Short exercise: Continue the interview transcript about Harry Truman from the point at which it ends, beginning after its final sentence.

Source:
But he -- he loves -- the one thing he loves about Independence is -- Truman is a little guy. He's not athletic. He loves to read. He later said, later in life, that he read every book in the local library in Independence. I don't know if he did that or not. That seems like quite a bit. But he was very well-read. And one thing I found fascinating is that Truman and Ike read a number of the same things. They both liked military histories. They both admired -- Hannibal was someone that -- there were some biographies of Hannibal that came out around that time. And they both were interested in the Civil War.
And so -- but Truman is -- I think the chance to go into Independence and to go to the larger school really opened up horizons for him.
LAMB: Seven years difference.
NEAL: Yes.
LAMB: Harry Truman is seven years older.
NEAL: Six.
LAMB: Six years older.
NEAL: Yes.
LAMB: What -- how much schooling did he have?
NEAL: Well, Harry Truman is the last president of the United States that did not have a college education. Now, there is no doubt that Truman could have -- if he could have gone to school, would have been a very good student. He was a very smart, learned man. But his family had financial setbacks, and his father expected him to work and help support his family, and Truman did that. He was a very loyal guy.
There was one point that I found very moving. He is in Kansas City, not long out of high school. He's worked at a number of jobs, but he has a job in a bank in Kansas City. He's doing pretty well, but the father asks him to come back and work on the family farm. Truman does this in a minute, never questions it. And he is -- thinks he's going to be -- could be stuck on the farm for, you know, a long time. But he also really cared for his mother and father, honored his family, and did that.
And it -- during the same time, he is -- he is interested in courting Bess Wallace. She -- it's a long courtship, and one that they don't get married actually until after he returns from World War I.
LAMB: So go back to right -- World War I started what year?
NEAL: Well, the U.S. intervened in World War I in 1917. It's -- President Wilson's reelected with the slogan "He kept us out of war." We go in in 1917. And it is -- and Harry Truman is in the Missouri National Guard, and he is elected captain, ultimately, of his battery and serves in Europe, sees combat, and is -- emerges really as a leader. He has had -- he has great respect.

Data supplied:
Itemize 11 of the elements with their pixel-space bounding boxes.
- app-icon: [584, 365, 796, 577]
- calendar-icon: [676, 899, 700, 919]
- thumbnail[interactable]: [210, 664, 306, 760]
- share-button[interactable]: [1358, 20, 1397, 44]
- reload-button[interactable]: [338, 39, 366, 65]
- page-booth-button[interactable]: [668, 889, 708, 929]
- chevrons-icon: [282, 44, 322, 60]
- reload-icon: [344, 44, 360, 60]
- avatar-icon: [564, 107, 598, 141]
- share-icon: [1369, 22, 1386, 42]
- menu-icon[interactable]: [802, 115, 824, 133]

--

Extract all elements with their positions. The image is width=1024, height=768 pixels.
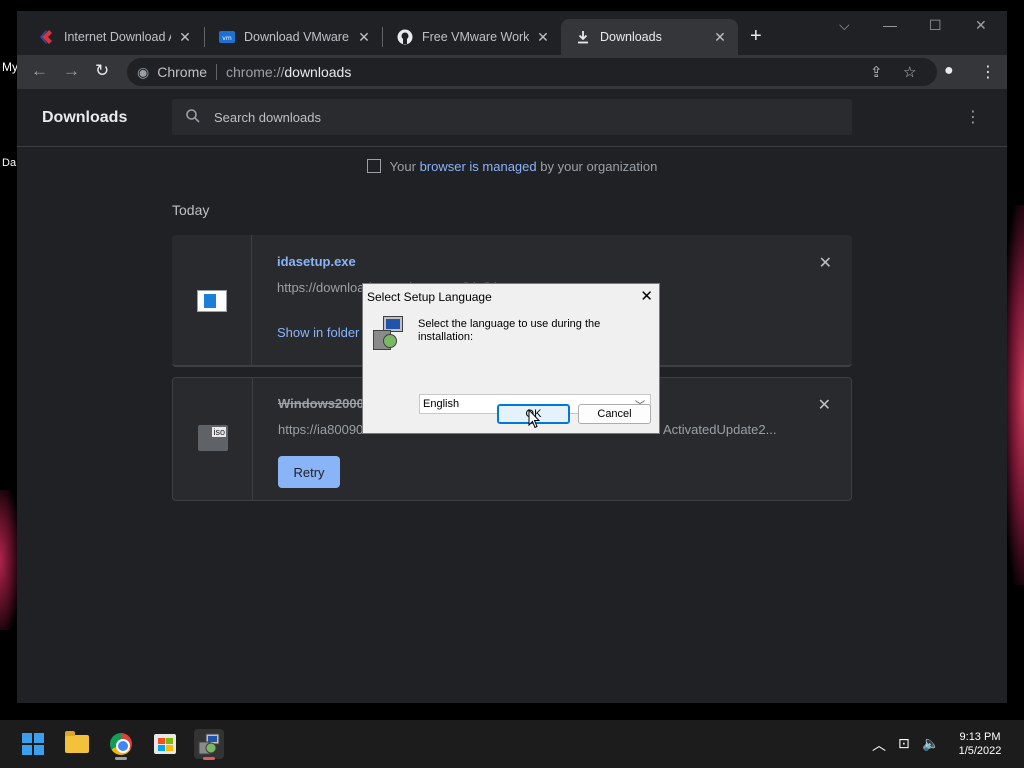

Task answer:
He and -- one case, one famous incident -- David McCullough wrote about it in his book, also. There's a confrontation with -- with a superior officer when a member of -- of Truman's battery is wounded. Truman has the soldier on a horse, and Truman's told, you know, "Get him off. He can't do that. Only officers." But Truman stood his ground. He was so -- they loved him. He felt this bond with his men for the rest of his life. In the Truman Library, you see this wonderful correspondence between him and the people he served with.
Also, his letters to Bess during this period are very moving. He didn't know why -- he had never seen a shot fired in anger. He did there. I think that one of the reasons why he was effective as a military leader, as president, was that he had had this experience of -- of serving in war.
LAMB: Which book is this for you?
NEAL: This is number seven.
LAMB: What were the kinds of subjects did you write about...
NEAL: Well, I...
LAMB: ... in the first six?
NEAL: ... am originally from Oregon, and so I did three books on Oregon-related topics. One I did a -- the autobiography [sic] of the late Oregon governor, Tom McCall, a great character called "Maverick," that came out about 24 years ago. I did a biography of Charlie McNary, who was the Republican leader in the Senate from the -- during the Roosevelt -- Franklin Roosevelt years. And I did a book on -- I went to McNary High School in Salem, Oregon -- one reason why I have had interest in him. But I did -- my favorite book before this -- oh, and I did a collection of Richard Neuberger of Oregon's writings. I had -- called "They Never Go Back to Pocatello," which was still a saying here in Washington. It was a -- and then I...
LAMB: He was the fellow whose wife became senator?
NEAL: Maureen Newberger became a senator, and she just died this year. She was a great lady. She was the third woman elected to the U.S. Senate, and a wonderful person. She wrote the foreword to that book. And I did a book on the man who chose Charlie McNary as his running mate, Wendell Wilkie. Before this book, would say that that was my favorite book. Wilkie is just a remarkable story, one of the great conventions in 1940.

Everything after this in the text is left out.